## Data for the task:
►
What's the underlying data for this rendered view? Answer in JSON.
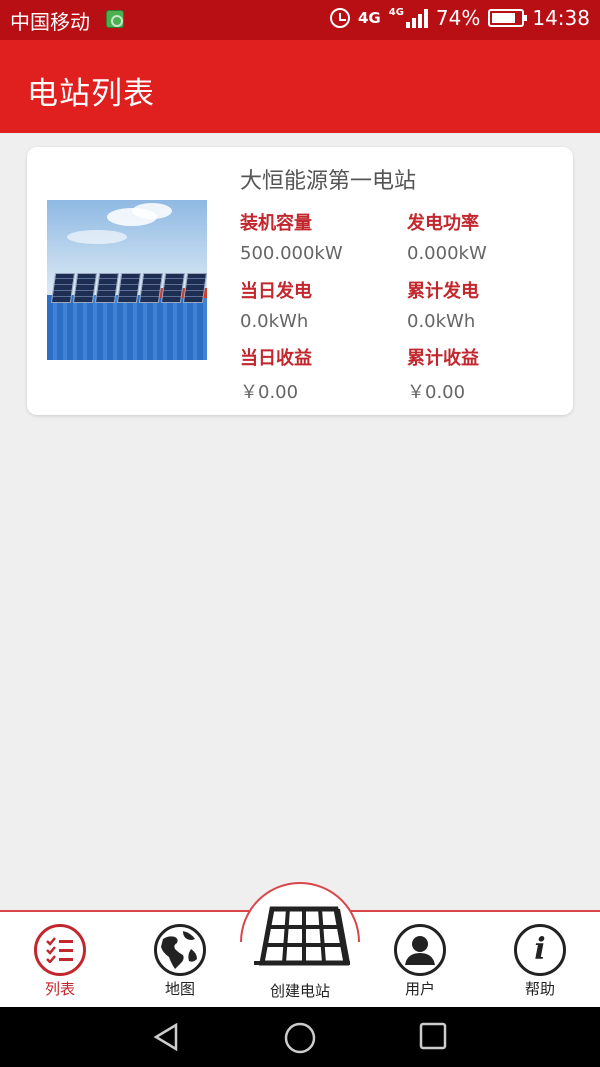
{
  "status_bar": {
    "carrier": "中国移动",
    "network": "4G",
    "network_small": "4G",
    "battery": "74%",
    "time": "14:38"
  },
  "header": {
    "title": "电站列表"
  },
  "station": {
    "name": "大恒能源第一电站",
    "installed_capacity_label": "装机容量",
    "installed_capacity_value": "500.000kW",
    "power_label": "发电功率",
    "power_value": "0.000kW",
    "daily_gen_label": "当日发电",
    "daily_gen_value": "0.0kWh",
    "total_gen_label": "累计发电",
    "total_gen_value": "0.0kWh",
    "daily_income_label": "当日收益",
    "daily_income_value": "￥0.00",
    "total_income_label": "累计收益",
    "total_income_value": "￥0.00"
  },
  "bottom_nav": {
    "list": "列表",
    "map": "地图",
    "create": "创建电站",
    "user": "用户",
    "help": "帮助"
  },
  "colors": {
    "status_bar": "#b80f15",
    "header": "#e0201f",
    "accent": "#c1272d",
    "background": "#efefef"
  },
  "icons": {
    "list": "list-icon",
    "map": "globe-icon",
    "create": "solar-panel-icon",
    "user": "user-icon",
    "help": "info-icon"
  }
}
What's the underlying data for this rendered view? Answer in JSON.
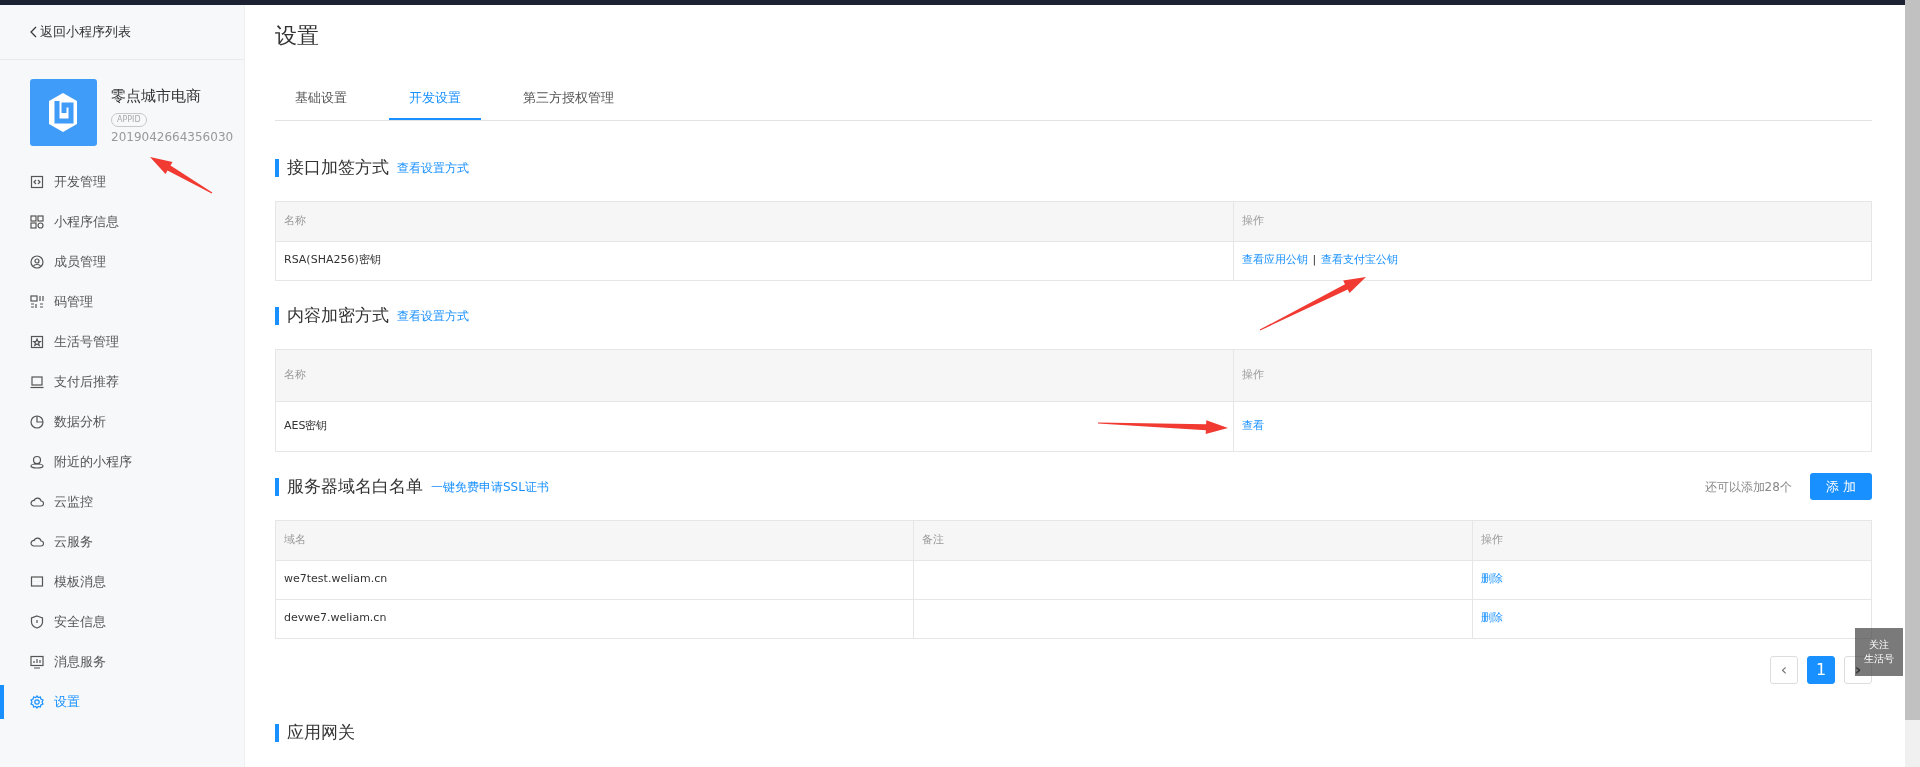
{
  "back_link": {
    "label": "返回小程序列表"
  },
  "app": {
    "name": "零点城市电商",
    "badge": "APPID",
    "id": "2019042664356030"
  },
  "sidebar": {
    "items": [
      {
        "label": "开发管理",
        "selected": false
      },
      {
        "label": "小程序信息",
        "selected": false
      },
      {
        "label": "成员管理",
        "selected": false
      },
      {
        "label": "码管理",
        "selected": false
      },
      {
        "label": "生活号管理",
        "selected": false
      },
      {
        "label": "支付后推荐",
        "selected": false
      },
      {
        "label": "数据分析",
        "selected": false
      },
      {
        "label": "附近的小程序",
        "selected": false
      },
      {
        "label": "云监控",
        "selected": false
      },
      {
        "label": "云服务",
        "selected": false
      },
      {
        "label": "模板消息",
        "selected": false
      },
      {
        "label": "安全信息",
        "selected": false
      },
      {
        "label": "消息服务",
        "selected": false
      },
      {
        "label": "设置",
        "selected": true
      }
    ]
  },
  "page_title": "设置",
  "tabs": [
    {
      "label": "基础设置",
      "selected": false
    },
    {
      "label": "开发设置",
      "selected": true
    },
    {
      "label": "第三方授权管理",
      "selected": false
    }
  ],
  "sections": [
    {
      "title": "接口加签方式",
      "link": "查看设置方式",
      "table": {
        "columns": [
          "名称",
          "操作"
        ],
        "rows": [
          {
            "cells": [
              {
                "kind": "text",
                "text": "RSA(SHA256)密钥"
              },
              {
                "kind": "links",
                "links": [
                  "查看应用公钥",
                  "查看支付宝公钥"
                ],
                "separator": "|"
              }
            ]
          }
        ]
      }
    },
    {
      "title": "内容加密方式",
      "link": "查看设置方式",
      "table": {
        "columns": [
          "名称",
          "操作"
        ],
        "rows": [
          {
            "cells": [
              {
                "kind": "text",
                "text": "AES密钥"
              },
              {
                "kind": "links",
                "links": [
                  "查看"
                ]
              }
            ]
          }
        ]
      }
    },
    {
      "title": "服务器域名白名单",
      "link": "一键免费申请SSL证书",
      "quota": "还可以添加28个",
      "add_button": "添 加",
      "table": {
        "columns": [
          "域名",
          "备注",
          "操作"
        ],
        "rows": [
          {
            "cells": [
              {
                "kind": "text",
                "text": "we7test.weliam.cn"
              },
              {
                "kind": "empty"
              },
              {
                "kind": "links",
                "links": [
                  "删除"
                ]
              }
            ]
          },
          {
            "cells": [
              {
                "kind": "text",
                "text": "devwe7.weliam.cn"
              },
              {
                "kind": "empty"
              },
              {
                "kind": "links",
                "links": [
                  "删除"
                ]
              }
            ]
          }
        ]
      },
      "pagination": {
        "prev": "‹",
        "pages": [
          {
            "label": "1",
            "selected": true
          }
        ],
        "next": "›"
      }
    },
    {
      "title": "应用网关"
    }
  ],
  "follow_widget": {
    "lines": [
      "关注",
      "生活号"
    ]
  },
  "annotations": [
    {
      "kind": "arrow"
    },
    {
      "kind": "arrow"
    },
    {
      "kind": "arrow"
    }
  ]
}
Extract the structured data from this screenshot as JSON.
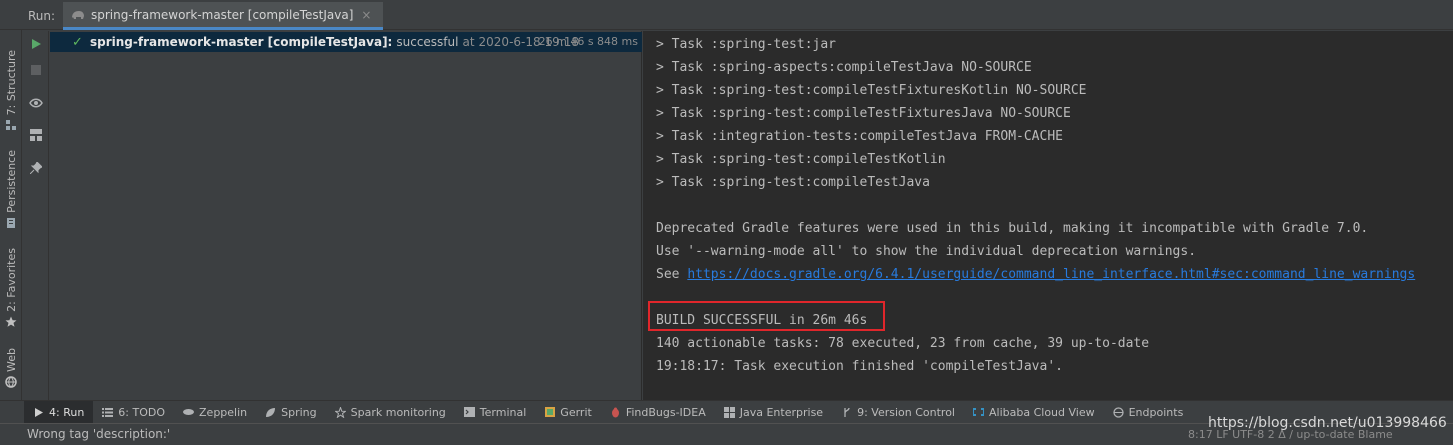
{
  "run_header": {
    "label": "Run:",
    "tab_title": "spring-framework-master [compileTestJava]",
    "close_glyph": "×"
  },
  "left_stripe": {
    "tabs": [
      {
        "label": "7: Structure",
        "icon": "structure-icon"
      },
      {
        "label": "Persistence",
        "icon": "persistence-icon"
      },
      {
        "label": "2: Favorites",
        "icon": "star-icon"
      },
      {
        "label": "Web",
        "icon": "globe-icon"
      }
    ]
  },
  "tree": {
    "name": "spring-framework-master [compileTestJava]:",
    "status": "successful",
    "at": "at",
    "time": "2020-6-18 19:18",
    "duration": "26 m 46 s 848 ms"
  },
  "console": {
    "lines": [
      "> Task :spring-test:jar",
      "> Task :spring-aspects:compileTestJava NO-SOURCE",
      "> Task :spring-test:compileTestFixturesKotlin NO-SOURCE",
      "> Task :spring-test:compileTestFixturesJava NO-SOURCE",
      "> Task :integration-tests:compileTestJava FROM-CACHE",
      "> Task :spring-test:compileTestKotlin",
      "> Task :spring-test:compileTestJava",
      "Deprecated Gradle features were used in this build, making it incompatible with Gradle 7.0.",
      "Use '--warning-mode all' to show the individual deprecation warnings.",
      "See ",
      "BUILD SUCCESSFUL in 26m 46s",
      "140 actionable tasks: 78 executed, 23 from cache, 39 up-to-date",
      "19:18:17: Task execution finished 'compileTestJava'."
    ],
    "link": "https://docs.gradle.org/6.4.1/userguide/command_line_interface.html#sec:command_line_warnings"
  },
  "bottom_bar": {
    "tabs": [
      {
        "label": "4: Run",
        "icon": "run-icon",
        "active": true
      },
      {
        "label": "6: TODO",
        "icon": "todo-icon"
      },
      {
        "label": "Zeppelin",
        "icon": "zeppelin-icon"
      },
      {
        "label": "Spring",
        "icon": "spring-icon"
      },
      {
        "label": "Spark monitoring",
        "icon": "spark-icon"
      },
      {
        "label": "Terminal",
        "icon": "terminal-icon"
      },
      {
        "label": "Gerrit",
        "icon": "gerrit-icon"
      },
      {
        "label": "FindBugs-IDEA",
        "icon": "bug-icon"
      },
      {
        "label": "Java Enterprise",
        "icon": "java-enterprise-icon"
      },
      {
        "label": "9: Version Control",
        "icon": "version-control-icon"
      },
      {
        "label": "Alibaba Cloud View",
        "icon": "alibaba-cloud-icon"
      },
      {
        "label": "Endpoints",
        "icon": "endpoints-icon"
      }
    ]
  },
  "status_bar": {
    "message": "Wrong tag 'description:'",
    "right": "8:17  LF  UTF-8  2 Δ / up-to-date  Blame"
  },
  "watermark": "https://blog.csdn.net/u013998466",
  "colors": {
    "accent": "#4a88c7",
    "success": "#5fb85f",
    "link": "#287bde",
    "highlight_box": "#e0262b"
  }
}
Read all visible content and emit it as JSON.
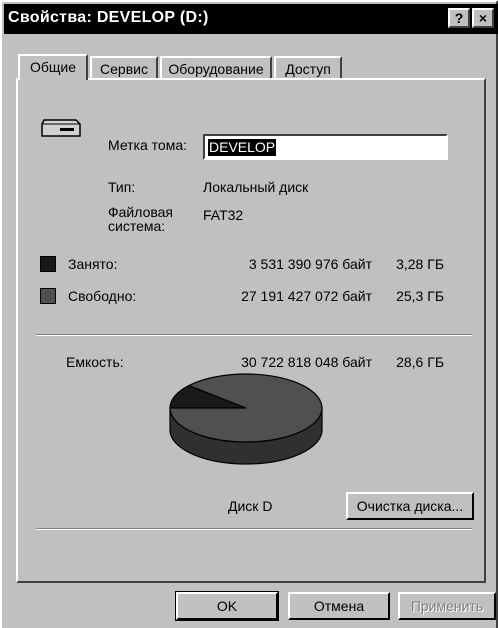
{
  "window": {
    "title": "Свойства: DEVELOP (D:)",
    "help_label": "?",
    "close_label": "×"
  },
  "tabs": [
    "Общие",
    "Сервис",
    "Оборудование",
    "Доступ"
  ],
  "general": {
    "volume_label_caption": "Метка тома:",
    "volume_label_value": "DEVELOP",
    "type_caption": "Тип:",
    "type_value": "Локальный диск",
    "fs_caption_line1": "Файловая",
    "fs_caption_line2": "система:",
    "fs_value": "FAT32",
    "used_caption": "Занято:",
    "used_bytes": "3 531 390 976 байт",
    "used_gb": "3,28 ГБ",
    "free_caption": "Свободно:",
    "free_bytes": "27 191 427 072 байт",
    "free_gb": "25,3 ГБ",
    "capacity_caption": "Емкость:",
    "capacity_bytes": "30 722 818 048 байт",
    "capacity_gb": "28,6 ГБ",
    "disk_label": "Диск D",
    "cleanup_button": "Очистка диска...",
    "used_color": "#1a1a1a",
    "free_color": "#505050"
  },
  "buttons": {
    "ok": "OK",
    "cancel": "Отмена",
    "apply": "Применить"
  },
  "chart_data": {
    "type": "pie",
    "slices": [
      {
        "name": "Занято",
        "value": 3.28,
        "color": "#1a1a1a"
      },
      {
        "name": "Свободно",
        "value": 25.3,
        "color": "#505050"
      }
    ],
    "title": "Диск D"
  }
}
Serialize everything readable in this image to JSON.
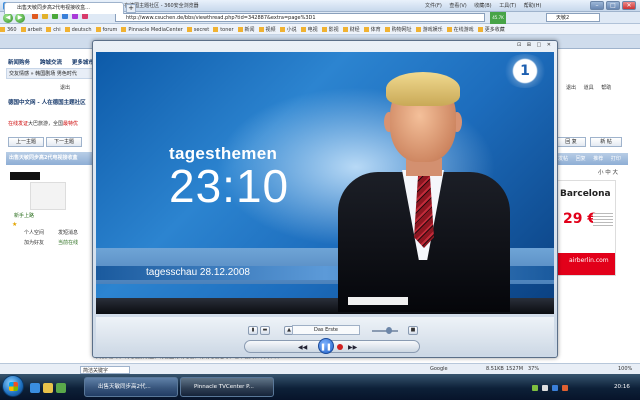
{
  "browser": {
    "title": "出售天敏同步高2代电视接收盒 - 德国中文网 - 人在德国主题社区 - 360安全浏览器",
    "menus": [
      "文件(F)",
      "查看(V)",
      "收藏(B)",
      "工具(T)",
      "帮助(H)"
    ],
    "url": "http://www.csuchen.de/bbs/viewthread.php?tid=342887&extra=page%3D1",
    "speed_label": "45.7K",
    "search_engine": "天敏2",
    "favorites": [
      "360",
      "arbeit",
      "chi",
      "deutsch",
      "forum",
      "Pinnacle MediaCenter",
      "secret",
      "toner",
      "新闻",
      "视频",
      "小说",
      "电视",
      "影视",
      "财经",
      "体育",
      "购物网址",
      "游戏娱乐",
      "在线游戏",
      "更多收藏"
    ],
    "active_tab": "出售天敏同步高2代电视接收盒..."
  },
  "forum": {
    "nav": [
      "新闻购务",
      "跨城交流",
      "更多城市"
    ],
    "subnav": "交友情感 » 韩国剧场  男色时代",
    "exit_label": "退出",
    "site_title": "德国中文网 - 人在德国主题社区",
    "notice_red": "在线发证",
    "notice_mid": "大巴旅游，全国",
    "notice_red2": "最特优",
    "prev_label": "上一主题",
    "next_label": "下一主题",
    "thread_title": "出售天敏同步高2代电视接收盒",
    "newbie_label": "新手上路",
    "stars": "★",
    "personal_space": "个人空间",
    "send_msg": "发短消息",
    "add_friend": "加为好友",
    "online": "当前在线",
    "right_menu": [
      "退出",
      "道具",
      "帮助"
    ],
    "reply_label": "回 复",
    "newpost_label": "新 帖",
    "post_actions": [
      "发帖",
      "回复",
      "推荐",
      "打印"
    ],
    "font_size": "小 中 大",
    "bottom_text": "天敏同步高2代电视接收盒，有德国有线电视、有线电视信号，看中德文和中文节目"
  },
  "ad": {
    "city": "Barcelona",
    "price": "29 €",
    "brand": "airberlin.com"
  },
  "player": {
    "titlebar_icons": "⊡ ⊞ □ ✕",
    "video_logo": "tagesthemen",
    "video_time": "23:10",
    "ticker": "tagesschau 28.12.2008",
    "channel_logo": "1",
    "channel_name": "Das Erste",
    "play_icon": "❚❚"
  },
  "statusbar": {
    "search_text": "简洁关键字",
    "zoom": "100%",
    "stats": [
      "8.51KB",
      "1527M",
      "37%"
    ],
    "google_label": "Google"
  },
  "taskbar": {
    "tasks": [
      "出售天敏同步高2代...",
      "Pinnacle TVCenter P..."
    ],
    "clock": "20:16"
  }
}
◄
## Requirements:
Write out, word for word, the line containing "Serialize everything readable" and each line after it to the end of the data, and nothing more. Drop the pictures.

## Problem solution:
Serialize everything readable in this image to JSON.
{
  "browser": {
    "title": "出售天敏同步高2代电视接收盒 - 德国中文网 - 人在德国主题社区 - 360安全浏览器",
    "menus": [
      "文件(F)",
      "查看(V)",
      "收藏(B)",
      "工具(T)",
      "帮助(H)"
    ],
    "url": "http://www.csuchen.de/bbs/viewthread.php?tid=342887&extra=page%3D1",
    "speed_label": "45.7K",
    "search_engine": "天敏2",
    "favorites": [
      "360",
      "arbeit",
      "chi",
      "deutsch",
      "forum",
      "Pinnacle MediaCenter",
      "secret",
      "toner",
      "新闻",
      "视频",
      "小说",
      "电视",
      "影视",
      "财经",
      "体育",
      "购物网址",
      "游戏娱乐",
      "在线游戏",
      "更多收藏"
    ],
    "active_tab": "出售天敏同步高2代电视接收盒..."
  },
  "forum": {
    "nav": [
      "新闻购务",
      "跨城交流",
      "更多城市"
    ],
    "subnav": "交友情感 » 韩国剧场  男色时代",
    "exit_label": "退出",
    "site_title": "德国中文网 - 人在德国主题社区",
    "notice_red": "在线发证",
    "notice_mid": "大巴旅游，全国",
    "notice_red2": "最特优",
    "prev_label": "上一主题",
    "next_label": "下一主题",
    "thread_title": "出售天敏同步高2代电视接收盒",
    "newbie_label": "新手上路",
    "stars": "★",
    "personal_space": "个人空间",
    "send_msg": "发短消息",
    "add_friend": "加为好友",
    "online": "当前在线",
    "right_menu": [
      "退出",
      "道具",
      "帮助"
    ],
    "reply_label": "回 复",
    "newpost_label": "新 帖",
    "post_actions": [
      "发帖",
      "回复",
      "推荐",
      "打印"
    ],
    "font_size": "小 中 大",
    "bottom_text": "天敏同步高2代电视接收盒，有德国有线电视、有线电视信号，看中德文和中文节目"
  },
  "ad": {
    "city": "Barcelona",
    "price": "29 €",
    "brand": "airberlin.com"
  },
  "player": {
    "titlebar_icons": "⊡ ⊞ □ ✕",
    "video_logo": "tagesthemen",
    "video_time": "23:10",
    "ticker": "tagesschau 28.12.2008",
    "channel_logo": "1",
    "channel_name": "Das Erste",
    "play_icon": "❚❚"
  },
  "statusbar": {
    "search_text": "简洁关键字",
    "zoom": "100%",
    "stats": [
      "8.51KB",
      "1527M",
      "37%"
    ],
    "google_label": "Google"
  },
  "taskbar": {
    "tasks": [
      "出售天敏同步高2代...",
      "Pinnacle TVCenter P..."
    ],
    "clock": "20:16"
  }
}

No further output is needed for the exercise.